- [Stated exercise]: With the images removed, repeat the data below exactly.

■ ■ ■ ■

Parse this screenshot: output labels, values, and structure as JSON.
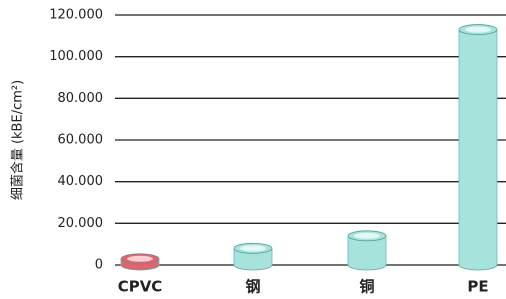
{
  "chart_data": {
    "type": "bar",
    "ylabel": "细菌含量 (kBE/cm²)",
    "categories": [
      "CPVC",
      "钢",
      "铜",
      "PE"
    ],
    "values": [
      3000,
      8000,
      14000,
      113000
    ],
    "colors": [
      "#e8606a",
      "#a6e3dc",
      "#a6e3dc",
      "#a6e3dc"
    ],
    "ylim": [
      0,
      120000
    ],
    "yticks": [
      0,
      {
        "value": 20000,
        "label": "20.000"
      },
      {
        "value": 40000,
        "label": "40.000"
      },
      {
        "value": 60000,
        "label": "60.000"
      },
      {
        "value": 80000,
        "label": "80.000"
      },
      {
        "value": 100000,
        "label": "100.000"
      },
      {
        "value": 120000,
        "label": "120.000"
      }
    ],
    "grid": true
  }
}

■ ■ ■ ■

- [Complete answer]:
Parse this screenshot: output labels, values, and structure as JSON.
{
  "chart_data": {
    "type": "bar",
    "ylabel": "细菌含量 (kBE/cm²)",
    "categories": [
      "CPVC",
      "钢",
      "铜",
      "PE"
    ],
    "values": [
      3000,
      8000,
      14000,
      113000
    ],
    "colors": [
      "#e8606a",
      "#a6e3dc",
      "#a6e3dc",
      "#a6e3dc"
    ],
    "ylim": [
      0,
      120000
    ],
    "yticks": [
      0,
      {
        "value": 20000,
        "label": "20.000"
      },
      {
        "value": 40000,
        "label": "40.000"
      },
      {
        "value": 60000,
        "label": "60.000"
      },
      {
        "value": 80000,
        "label": "80.000"
      },
      {
        "value": 100000,
        "label": "100.000"
      },
      {
        "value": 120000,
        "label": "120.000"
      }
    ],
    "grid": true
  }
}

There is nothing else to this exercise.